> [Available records]:
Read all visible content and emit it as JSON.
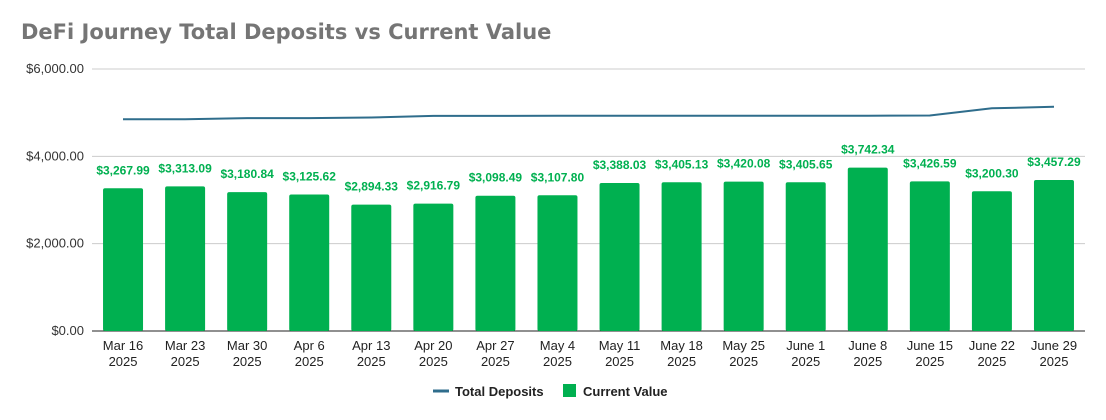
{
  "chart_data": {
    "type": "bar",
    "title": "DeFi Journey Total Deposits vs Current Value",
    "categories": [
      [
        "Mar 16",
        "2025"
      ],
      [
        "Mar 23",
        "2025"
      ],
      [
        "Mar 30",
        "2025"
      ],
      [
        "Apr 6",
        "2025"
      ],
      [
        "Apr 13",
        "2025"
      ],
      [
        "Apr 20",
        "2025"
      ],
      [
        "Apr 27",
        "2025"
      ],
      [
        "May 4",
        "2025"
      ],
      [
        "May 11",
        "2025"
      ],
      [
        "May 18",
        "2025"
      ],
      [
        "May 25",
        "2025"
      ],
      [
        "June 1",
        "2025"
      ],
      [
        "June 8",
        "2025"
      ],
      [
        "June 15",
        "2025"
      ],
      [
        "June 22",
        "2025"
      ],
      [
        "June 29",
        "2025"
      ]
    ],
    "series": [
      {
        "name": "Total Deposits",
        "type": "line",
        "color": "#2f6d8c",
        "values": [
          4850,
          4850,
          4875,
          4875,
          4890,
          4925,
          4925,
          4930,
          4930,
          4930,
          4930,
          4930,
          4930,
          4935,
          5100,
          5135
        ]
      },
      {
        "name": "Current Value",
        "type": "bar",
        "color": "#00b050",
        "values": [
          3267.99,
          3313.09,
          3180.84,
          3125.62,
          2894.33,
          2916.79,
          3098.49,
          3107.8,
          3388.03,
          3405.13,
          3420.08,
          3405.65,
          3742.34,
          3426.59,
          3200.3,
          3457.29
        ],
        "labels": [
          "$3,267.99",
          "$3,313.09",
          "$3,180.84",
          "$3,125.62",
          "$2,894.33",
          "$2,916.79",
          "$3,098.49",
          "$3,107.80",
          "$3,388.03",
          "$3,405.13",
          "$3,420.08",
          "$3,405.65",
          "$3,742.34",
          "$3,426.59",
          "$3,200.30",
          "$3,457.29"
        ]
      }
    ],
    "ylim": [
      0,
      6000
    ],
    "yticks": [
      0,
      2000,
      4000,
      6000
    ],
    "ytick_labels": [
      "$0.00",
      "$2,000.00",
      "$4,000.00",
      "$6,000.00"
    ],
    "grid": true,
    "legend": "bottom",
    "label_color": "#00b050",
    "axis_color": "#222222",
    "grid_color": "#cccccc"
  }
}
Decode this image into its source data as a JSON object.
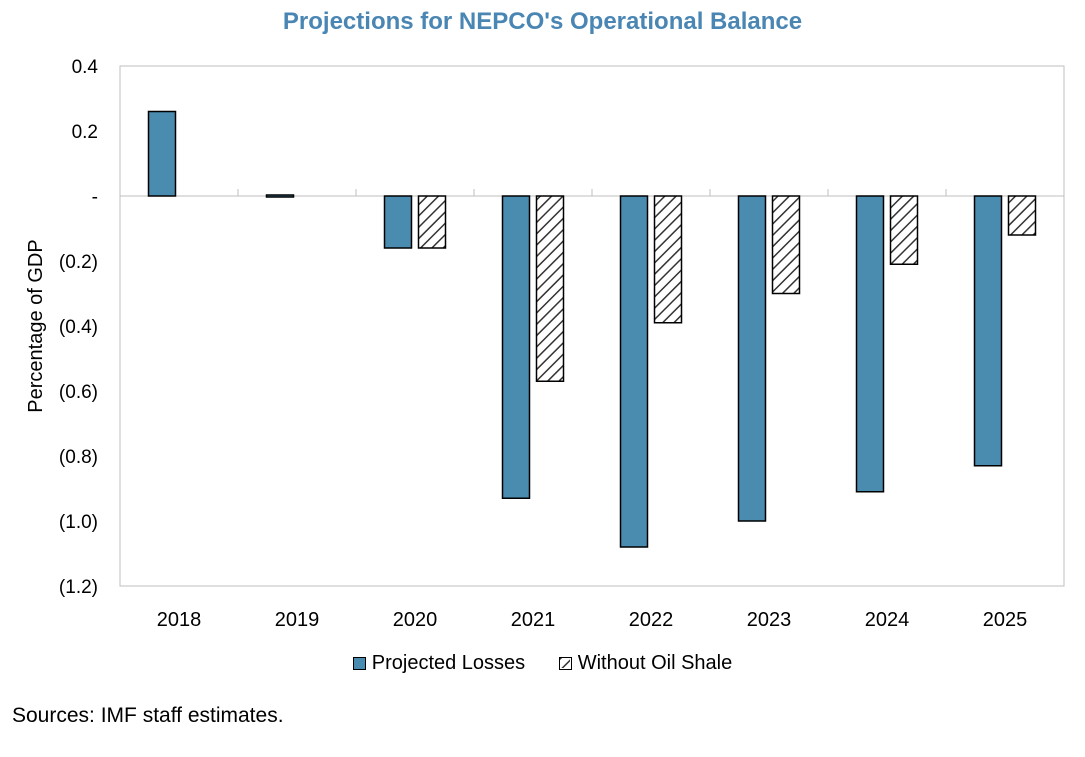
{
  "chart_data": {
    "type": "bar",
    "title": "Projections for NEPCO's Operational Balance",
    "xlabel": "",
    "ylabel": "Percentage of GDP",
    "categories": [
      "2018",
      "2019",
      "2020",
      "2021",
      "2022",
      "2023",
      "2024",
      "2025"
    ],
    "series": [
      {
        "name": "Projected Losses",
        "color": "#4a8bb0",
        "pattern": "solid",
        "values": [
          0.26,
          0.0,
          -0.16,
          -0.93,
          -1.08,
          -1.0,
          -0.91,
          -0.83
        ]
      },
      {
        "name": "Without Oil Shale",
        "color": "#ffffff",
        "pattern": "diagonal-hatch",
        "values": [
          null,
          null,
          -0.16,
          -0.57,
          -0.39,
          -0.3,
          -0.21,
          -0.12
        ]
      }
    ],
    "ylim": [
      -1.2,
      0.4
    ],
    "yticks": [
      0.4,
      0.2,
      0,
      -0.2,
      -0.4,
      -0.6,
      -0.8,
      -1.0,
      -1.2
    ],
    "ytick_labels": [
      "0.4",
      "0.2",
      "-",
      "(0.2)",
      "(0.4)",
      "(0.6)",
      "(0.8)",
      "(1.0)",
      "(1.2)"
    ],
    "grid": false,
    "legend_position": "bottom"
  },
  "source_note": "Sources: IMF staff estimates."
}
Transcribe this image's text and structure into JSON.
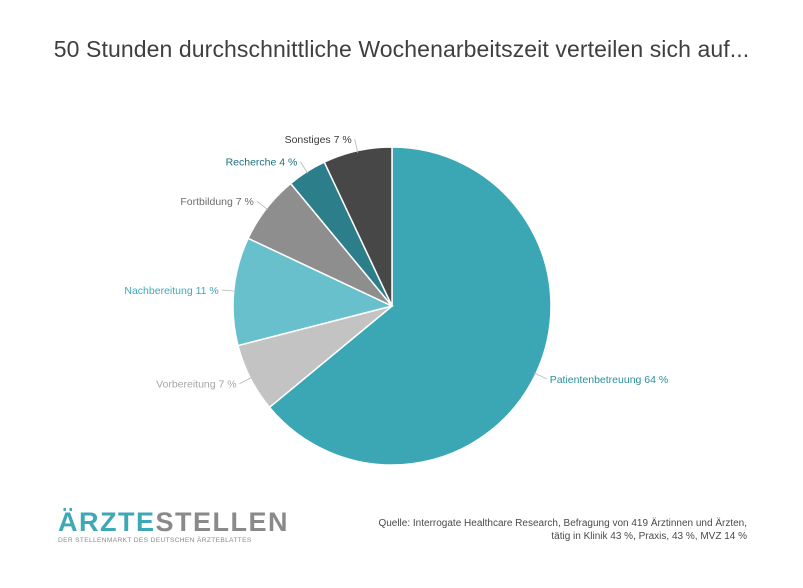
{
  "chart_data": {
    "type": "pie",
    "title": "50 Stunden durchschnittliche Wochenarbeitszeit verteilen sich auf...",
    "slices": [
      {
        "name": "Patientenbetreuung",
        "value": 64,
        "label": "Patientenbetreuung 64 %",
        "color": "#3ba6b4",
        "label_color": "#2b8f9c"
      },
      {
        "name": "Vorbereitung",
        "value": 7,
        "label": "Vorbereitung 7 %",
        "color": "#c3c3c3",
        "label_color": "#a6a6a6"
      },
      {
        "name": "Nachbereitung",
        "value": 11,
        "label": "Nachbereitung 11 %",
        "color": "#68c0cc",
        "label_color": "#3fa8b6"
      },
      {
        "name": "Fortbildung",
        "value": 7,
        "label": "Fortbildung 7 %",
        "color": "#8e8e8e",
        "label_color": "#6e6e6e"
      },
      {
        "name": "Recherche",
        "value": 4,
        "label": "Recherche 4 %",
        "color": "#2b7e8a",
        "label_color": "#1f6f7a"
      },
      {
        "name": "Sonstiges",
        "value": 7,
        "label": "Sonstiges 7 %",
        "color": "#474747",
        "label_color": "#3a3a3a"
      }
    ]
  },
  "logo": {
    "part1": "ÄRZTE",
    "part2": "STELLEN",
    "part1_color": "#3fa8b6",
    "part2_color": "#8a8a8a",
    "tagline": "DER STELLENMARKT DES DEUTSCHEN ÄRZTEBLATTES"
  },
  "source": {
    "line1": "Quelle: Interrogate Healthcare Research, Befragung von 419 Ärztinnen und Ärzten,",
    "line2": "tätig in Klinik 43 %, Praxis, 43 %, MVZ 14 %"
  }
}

> [Written request]: Write out all the entries again, word for word, and print no images.

> [Final answer]:
Read all visible content and emit it as JSON.
{
  "chart_data": {
    "type": "bar",
    "title": "DeFi Journey Total Deposits vs Current Value",
    "categories": [
      [
        "Mar 16",
        "2025"
      ],
      [
        "Mar 23",
        "2025"
      ],
      [
        "Mar 30",
        "2025"
      ],
      [
        "Apr 6",
        "2025"
      ],
      [
        "Apr 13",
        "2025"
      ],
      [
        "Apr 20",
        "2025"
      ],
      [
        "Apr 27",
        "2025"
      ],
      [
        "May 4",
        "2025"
      ],
      [
        "May 11",
        "2025"
      ],
      [
        "May 18",
        "2025"
      ],
      [
        "May 25",
        "2025"
      ],
      [
        "June 1",
        "2025"
      ],
      [
        "June 8",
        "2025"
      ],
      [
        "June 15",
        "2025"
      ],
      [
        "June 22",
        "2025"
      ],
      [
        "June 29",
        "2025"
      ]
    ],
    "series": [
      {
        "name": "Total Deposits",
        "type": "line",
        "color": "#2f6d8c",
        "values": [
          4850,
          4850,
          4875,
          4875,
          4890,
          4925,
          4925,
          4930,
          4930,
          4930,
          4930,
          4930,
          4930,
          4935,
          5100,
          5135
        ]
      },
      {
        "name": "Current Value",
        "type": "bar",
        "color": "#00b050",
        "values": [
          3267.99,
          3313.09,
          3180.84,
          3125.62,
          2894.33,
          2916.79,
          3098.49,
          3107.8,
          3388.03,
          3405.13,
          3420.08,
          3405.65,
          3742.34,
          3426.59,
          3200.3,
          3457.29
        ],
        "labels": [
          "$3,267.99",
          "$3,313.09",
          "$3,180.84",
          "$3,125.62",
          "$2,894.33",
          "$2,916.79",
          "$3,098.49",
          "$3,107.80",
          "$3,388.03",
          "$3,405.13",
          "$3,420.08",
          "$3,405.65",
          "$3,742.34",
          "$3,426.59",
          "$3,200.30",
          "$3,457.29"
        ]
      }
    ],
    "ylim": [
      0,
      6000
    ],
    "yticks": [
      0,
      2000,
      4000,
      6000
    ],
    "ytick_labels": [
      "$0.00",
      "$2,000.00",
      "$4,000.00",
      "$6,000.00"
    ],
    "grid": true,
    "legend": "bottom",
    "label_color": "#00b050",
    "axis_color": "#222222",
    "grid_color": "#cccccc"
  }
}
Decode this image into its source data as a JSON object.
{
  "chart_data": {
    "type": "bar",
    "title": "Projections for NEPCO's Operational Balance",
    "xlabel": "",
    "ylabel": "Percentage of GDP",
    "categories": [
      "2018",
      "2019",
      "2020",
      "2021",
      "2022",
      "2023",
      "2024",
      "2025"
    ],
    "series": [
      {
        "name": "Projected Losses",
        "color": "#4a8bb0",
        "pattern": "solid",
        "values": [
          0.26,
          0.0,
          -0.16,
          -0.93,
          -1.08,
          -1.0,
          -0.91,
          -0.83
        ]
      },
      {
        "name": "Without Oil Shale",
        "color": "#ffffff",
        "pattern": "diagonal-hatch",
        "values": [
          null,
          null,
          -0.16,
          -0.57,
          -0.39,
          -0.3,
          -0.21,
          -0.12
        ]
      }
    ],
    "ylim": [
      -1.2,
      0.4
    ],
    "yticks": [
      0.4,
      0.2,
      0,
      -0.2,
      -0.4,
      -0.6,
      -0.8,
      -1.0,
      -1.2
    ],
    "ytick_labels": [
      "0.4",
      "0.2",
      "-",
      "(0.2)",
      "(0.4)",
      "(0.6)",
      "(0.8)",
      "(1.0)",
      "(1.2)"
    ],
    "grid": false,
    "legend_position": "bottom"
  },
  "source_note": "Sources: IMF staff estimates."
}
Transcribe this image's text and structure into JSON.
{
  "chart_data": {
    "type": "pie",
    "title": "50 Stunden durchschnittliche Wochenarbeitszeit verteilen sich auf...",
    "slices": [
      {
        "name": "Patientenbetreuung",
        "value": 64,
        "label": "Patientenbetreuung 64 %",
        "color": "#3ba6b4",
        "label_color": "#2b8f9c"
      },
      {
        "name": "Vorbereitung",
        "value": 7,
        "label": "Vorbereitung 7 %",
        "color": "#c3c3c3",
        "label_color": "#a6a6a6"
      },
      {
        "name": "Nachbereitung",
        "value": 11,
        "label": "Nachbereitung 11 %",
        "color": "#68c0cc",
        "label_color": "#3fa8b6"
      },
      {
        "name": "Fortbildung",
        "value": 7,
        "label": "Fortbildung 7 %",
        "color": "#8e8e8e",
        "label_color": "#6e6e6e"
      },
      {
        "name": "Recherche",
        "value": 4,
        "label": "Recherche 4 %",
        "color": "#2b7e8a",
        "label_color": "#1f6f7a"
      },
      {
        "name": "Sonstiges",
        "value": 7,
        "label": "Sonstiges 7 %",
        "color": "#474747",
        "label_color": "#3a3a3a"
      }
    ]
  },
  "logo": {
    "part1": "ÄRZTE",
    "part2": "STELLEN",
    "part1_color": "#3fa8b6",
    "part2_color": "#8a8a8a",
    "tagline": "DER STELLENMARKT DES DEUTSCHEN ÄRZTEBLATTES"
  },
  "source": {
    "line1": "Quelle: Interrogate Healthcare Research, Befragung von 419 Ärztinnen und Ärzten,",
    "line2": "tätig in Klinik 43 %, Praxis, 43 %, MVZ 14 %"
  }
}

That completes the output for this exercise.